- Cosa fare: Ricopia senza cambiare nulla la parte del testo sui restauratori in Valnerina compresa tra "Della ‘spedizione’ in" e "dei Beni culturali.", estremi inclusi.

Un gruppo di restauratori provenienti dai Musei Vaticani ha provveduto a mettere in sicurezza gli affreschi delle chiese di Vallo di Nera danneggiati dal terremoto, operando un pronto intervento sull’abside di San Giovanni Battista e su quella della Madonna dell’Eremita.

Inviati in Valnerina dal Pontefice in accordo con l’Arcivescovo di Spoleto-Norcia Renato Boccardo e la Soprintendenza, i restauratori stanno efficacemente contribuendo alla salvaguardia delle pregevoli opere d’arte ferite dal sisma.

Della ‘spedizione’ in Umbria fatto parte il Maestro Guy Devreux, Barbara Pinto Folicaldi, Laura Baldelli, Bruno Mattei e Fortunatina Cuozzo che in Vaticano si occupano, da specialisti, dei laboratori di materiali lapidei, di dipinti, affreschi, metalli, ceramiche. Nei sopralluoghi precedenti all’intervento, sono stati accompagnati dalla responsabile del Museo Diocesano di Spoleto, Stefania Nardicchi e dall’ingegner Giuseppe La Cava del Ministero dei Beni culturali.

Nella chiesa di San Giovanni Battista l’affresco cinquecentesco di Jacopo Siculo, che è anche l’autore della Pala dell’Incoronazione di Norcia estratta dalla macerie di San Francesco, aveva subito danni già dalla scossa del 24 agosto, ma è stato l’evento di domenica 30 ottobre a mettere ancora di più in pericolo la tenuta delle parti pittoriche, con la riapertura di tutte le vecchie lesioni reintegrate negli anni e il conseguente distacco e caduta a terra di alcune porzioni.

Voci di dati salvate
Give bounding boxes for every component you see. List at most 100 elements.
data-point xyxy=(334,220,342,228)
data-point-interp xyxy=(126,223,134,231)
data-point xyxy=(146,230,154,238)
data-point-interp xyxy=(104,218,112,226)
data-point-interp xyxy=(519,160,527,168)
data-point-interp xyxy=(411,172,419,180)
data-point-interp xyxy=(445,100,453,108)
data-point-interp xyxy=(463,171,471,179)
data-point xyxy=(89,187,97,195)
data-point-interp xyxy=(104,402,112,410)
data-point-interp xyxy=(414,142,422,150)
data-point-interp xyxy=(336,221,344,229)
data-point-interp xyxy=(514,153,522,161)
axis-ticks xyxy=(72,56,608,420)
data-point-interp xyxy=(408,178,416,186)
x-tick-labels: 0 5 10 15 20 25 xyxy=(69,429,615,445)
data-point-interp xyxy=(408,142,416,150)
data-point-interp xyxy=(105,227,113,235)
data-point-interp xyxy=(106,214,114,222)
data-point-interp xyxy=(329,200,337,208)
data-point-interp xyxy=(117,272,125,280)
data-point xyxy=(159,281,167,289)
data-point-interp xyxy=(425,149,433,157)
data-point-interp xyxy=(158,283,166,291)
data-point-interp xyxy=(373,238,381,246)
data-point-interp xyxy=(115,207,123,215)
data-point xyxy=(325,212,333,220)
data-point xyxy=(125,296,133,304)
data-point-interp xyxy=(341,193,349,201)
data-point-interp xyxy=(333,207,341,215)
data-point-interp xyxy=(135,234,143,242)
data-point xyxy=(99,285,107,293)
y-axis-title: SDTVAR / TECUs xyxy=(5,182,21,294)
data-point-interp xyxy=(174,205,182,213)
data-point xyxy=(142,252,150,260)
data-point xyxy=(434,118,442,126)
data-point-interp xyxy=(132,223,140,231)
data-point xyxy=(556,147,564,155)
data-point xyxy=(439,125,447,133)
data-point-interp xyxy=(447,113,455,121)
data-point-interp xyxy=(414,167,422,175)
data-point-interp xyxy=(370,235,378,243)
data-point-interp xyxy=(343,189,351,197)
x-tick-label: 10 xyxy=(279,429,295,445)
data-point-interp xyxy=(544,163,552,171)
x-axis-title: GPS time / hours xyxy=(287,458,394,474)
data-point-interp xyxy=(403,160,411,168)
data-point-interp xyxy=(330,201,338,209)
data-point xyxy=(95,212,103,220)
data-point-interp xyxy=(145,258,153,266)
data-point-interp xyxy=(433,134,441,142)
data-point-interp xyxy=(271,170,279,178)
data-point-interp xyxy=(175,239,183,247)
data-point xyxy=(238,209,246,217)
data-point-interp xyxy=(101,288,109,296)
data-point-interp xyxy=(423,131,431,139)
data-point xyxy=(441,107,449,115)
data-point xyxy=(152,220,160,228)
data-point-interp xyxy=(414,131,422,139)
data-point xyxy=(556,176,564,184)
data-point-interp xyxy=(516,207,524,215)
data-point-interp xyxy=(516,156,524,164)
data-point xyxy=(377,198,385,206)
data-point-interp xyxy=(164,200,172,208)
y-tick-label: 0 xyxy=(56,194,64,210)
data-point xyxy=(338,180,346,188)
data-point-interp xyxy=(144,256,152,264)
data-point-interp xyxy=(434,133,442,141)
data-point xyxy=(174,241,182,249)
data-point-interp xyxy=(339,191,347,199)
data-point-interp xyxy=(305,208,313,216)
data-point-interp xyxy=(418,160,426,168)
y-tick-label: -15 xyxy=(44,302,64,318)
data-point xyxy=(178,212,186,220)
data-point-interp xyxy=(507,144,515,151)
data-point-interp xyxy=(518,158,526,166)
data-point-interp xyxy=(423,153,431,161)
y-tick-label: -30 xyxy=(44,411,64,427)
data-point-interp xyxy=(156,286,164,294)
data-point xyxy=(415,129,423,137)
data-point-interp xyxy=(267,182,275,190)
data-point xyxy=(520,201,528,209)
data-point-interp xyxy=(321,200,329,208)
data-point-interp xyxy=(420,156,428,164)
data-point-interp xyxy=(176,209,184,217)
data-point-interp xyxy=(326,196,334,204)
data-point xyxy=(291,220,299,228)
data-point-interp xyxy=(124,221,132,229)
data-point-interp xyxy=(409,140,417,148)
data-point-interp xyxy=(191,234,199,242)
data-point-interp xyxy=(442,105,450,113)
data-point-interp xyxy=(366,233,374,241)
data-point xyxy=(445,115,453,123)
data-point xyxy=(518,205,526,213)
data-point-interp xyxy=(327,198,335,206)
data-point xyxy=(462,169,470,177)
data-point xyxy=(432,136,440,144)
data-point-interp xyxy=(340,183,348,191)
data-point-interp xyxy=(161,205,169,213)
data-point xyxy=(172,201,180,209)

- La risposta:
Della ‘spedizione’ in Umbria fatto parte il Maestro Guy Devreux, Barbara Pinto Folicaldi, Laura Baldelli, Bruno Mattei e Fortunatina Cuozzo che in Vaticano si occupano, da specialisti, dei laboratori di materiali lapidei, di dipinti, affreschi, metalli, ceramiche. Nei sopralluoghi precedenti all’intervento, sono stati accompagnati dalla responsabile del Museo Diocesano di Spoleto, Stefania Nardicchi e dall’ingegner Giuseppe La Cava del Ministero dei Beni culturali.